**TASK BRIEF**.
Print the entries that appear below, exactly as written and without their pictures.

-- start of EXTRACTED INFORMATION --

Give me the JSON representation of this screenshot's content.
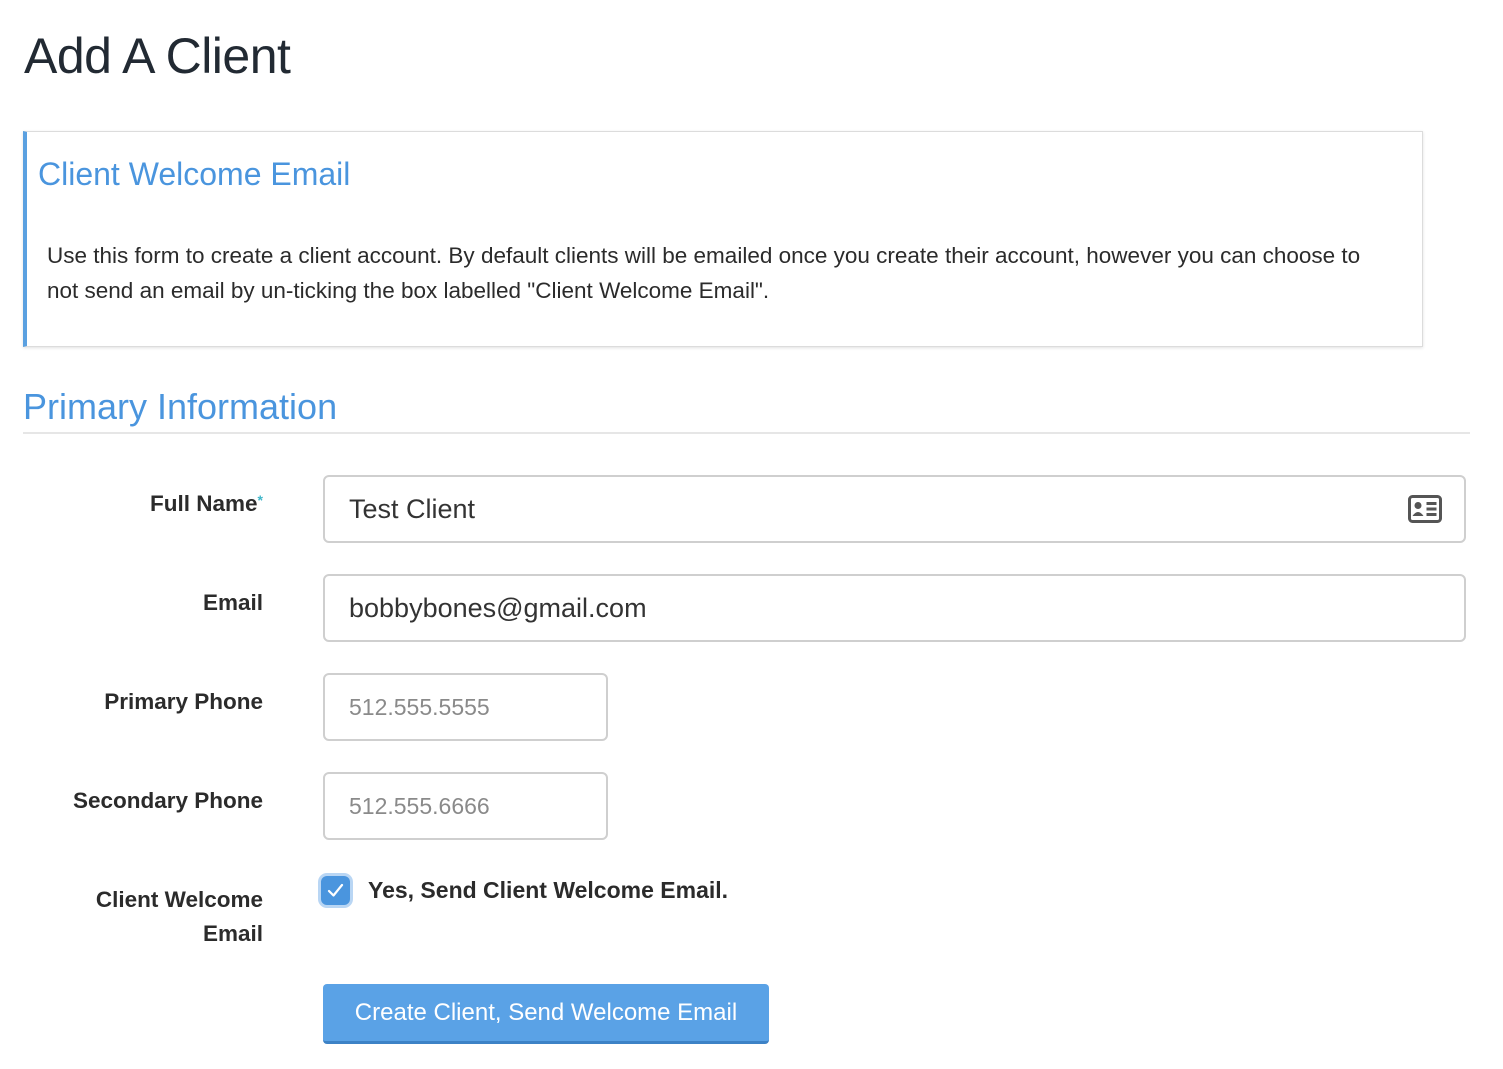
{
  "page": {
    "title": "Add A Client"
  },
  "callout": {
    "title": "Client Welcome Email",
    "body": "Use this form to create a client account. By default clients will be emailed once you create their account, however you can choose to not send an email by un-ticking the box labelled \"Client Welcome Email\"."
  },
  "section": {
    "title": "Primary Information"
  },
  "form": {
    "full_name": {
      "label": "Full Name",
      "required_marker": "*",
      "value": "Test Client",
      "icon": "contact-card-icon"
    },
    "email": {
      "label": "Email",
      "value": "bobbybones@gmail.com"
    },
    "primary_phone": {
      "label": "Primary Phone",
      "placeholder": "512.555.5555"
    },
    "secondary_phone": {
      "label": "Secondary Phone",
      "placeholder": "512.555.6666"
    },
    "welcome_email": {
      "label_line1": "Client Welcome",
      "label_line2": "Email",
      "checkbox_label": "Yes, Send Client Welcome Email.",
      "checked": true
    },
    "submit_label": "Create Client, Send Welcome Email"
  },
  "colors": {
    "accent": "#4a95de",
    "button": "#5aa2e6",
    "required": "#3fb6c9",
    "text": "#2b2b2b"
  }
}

-- end of EXTRACTED INFORMATION --

**SOLUTION FOR THIS TASK**.
Give me the JSON representation of this screenshot's content.
{
  "page": {
    "title": "Add A Client"
  },
  "callout": {
    "title": "Client Welcome Email",
    "body": "Use this form to create a client account. By default clients will be emailed once you create their account, however you can choose to not send an email by un-ticking the box labelled \"Client Welcome Email\"."
  },
  "section": {
    "title": "Primary Information"
  },
  "form": {
    "full_name": {
      "label": "Full Name",
      "required_marker": "*",
      "value": "Test Client",
      "icon": "contact-card-icon"
    },
    "email": {
      "label": "Email",
      "value": "bobbybones@gmail.com"
    },
    "primary_phone": {
      "label": "Primary Phone",
      "placeholder": "512.555.5555"
    },
    "secondary_phone": {
      "label": "Secondary Phone",
      "placeholder": "512.555.6666"
    },
    "welcome_email": {
      "label_line1": "Client Welcome",
      "label_line2": "Email",
      "checkbox_label": "Yes, Send Client Welcome Email.",
      "checked": true
    },
    "submit_label": "Create Client, Send Welcome Email"
  },
  "colors": {
    "accent": "#4a95de",
    "button": "#5aa2e6",
    "required": "#3fb6c9",
    "text": "#2b2b2b"
  }
}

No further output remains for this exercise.